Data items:
=======
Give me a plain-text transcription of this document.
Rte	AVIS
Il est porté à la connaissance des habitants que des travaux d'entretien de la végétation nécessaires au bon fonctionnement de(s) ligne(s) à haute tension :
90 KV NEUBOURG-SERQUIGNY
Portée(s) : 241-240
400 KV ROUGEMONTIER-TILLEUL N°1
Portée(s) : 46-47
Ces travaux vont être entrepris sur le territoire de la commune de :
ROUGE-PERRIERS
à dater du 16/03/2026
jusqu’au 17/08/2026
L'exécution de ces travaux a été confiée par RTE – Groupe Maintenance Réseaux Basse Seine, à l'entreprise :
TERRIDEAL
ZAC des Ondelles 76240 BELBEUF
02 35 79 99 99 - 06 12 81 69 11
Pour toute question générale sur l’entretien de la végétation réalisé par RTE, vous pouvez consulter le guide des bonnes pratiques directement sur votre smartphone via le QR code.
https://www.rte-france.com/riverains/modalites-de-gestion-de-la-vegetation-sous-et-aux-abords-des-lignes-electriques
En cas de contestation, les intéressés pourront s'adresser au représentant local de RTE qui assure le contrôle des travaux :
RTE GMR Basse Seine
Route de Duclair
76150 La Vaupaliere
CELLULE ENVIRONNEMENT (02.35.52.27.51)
=======
Direction:
Return every entry exactly as given.

Solution to the problem:
Give me a plain-text transcription of this document.
Rte	AVIS
Il est porté à la connaissance des habitants que des travaux d'entretien de la végétation nécessaires au bon fonctionnement de(s) ligne(s) à haute tension :
90 KV NEUBOURG-SERQUIGNY
Portée(s) : 241-240
400 KV ROUGEMONTIER-TILLEUL N°1
Portée(s) : 46-47
Ces travaux vont être entrepris sur le territoire de la commune de :
ROUGE-PERRIERS
à dater du 16/03/2026
jusqu’au 17/08/2026
L'exécution de ces travaux a été confiée par RTE – Groupe Maintenance Réseaux Basse Seine, à l'entreprise :
TERRIDEAL
ZAC des Ondelles 76240 BELBEUF
02 35 79 99 99 - 06 12 81 69 11
Pour toute question générale sur l’entretien de la végétation réalisé par RTE, vous pouvez consulter le guide des bonnes pratiques directement sur votre smartphone via le QR code.
https://www.rte-france.com/riverains/modalites-de-gestion-de-la-vegetation-sous-et-aux-abords-des-lignes-electriques
En cas de contestation, les intéressés pourront s'adresser au représentant local de RTE qui assure le contrôle des travaux :
RTE GMR Basse Seine
Route de Duclair
76150 La Vaupaliere
CELLULE ENVIRONNEMENT (02.35.52.27.51)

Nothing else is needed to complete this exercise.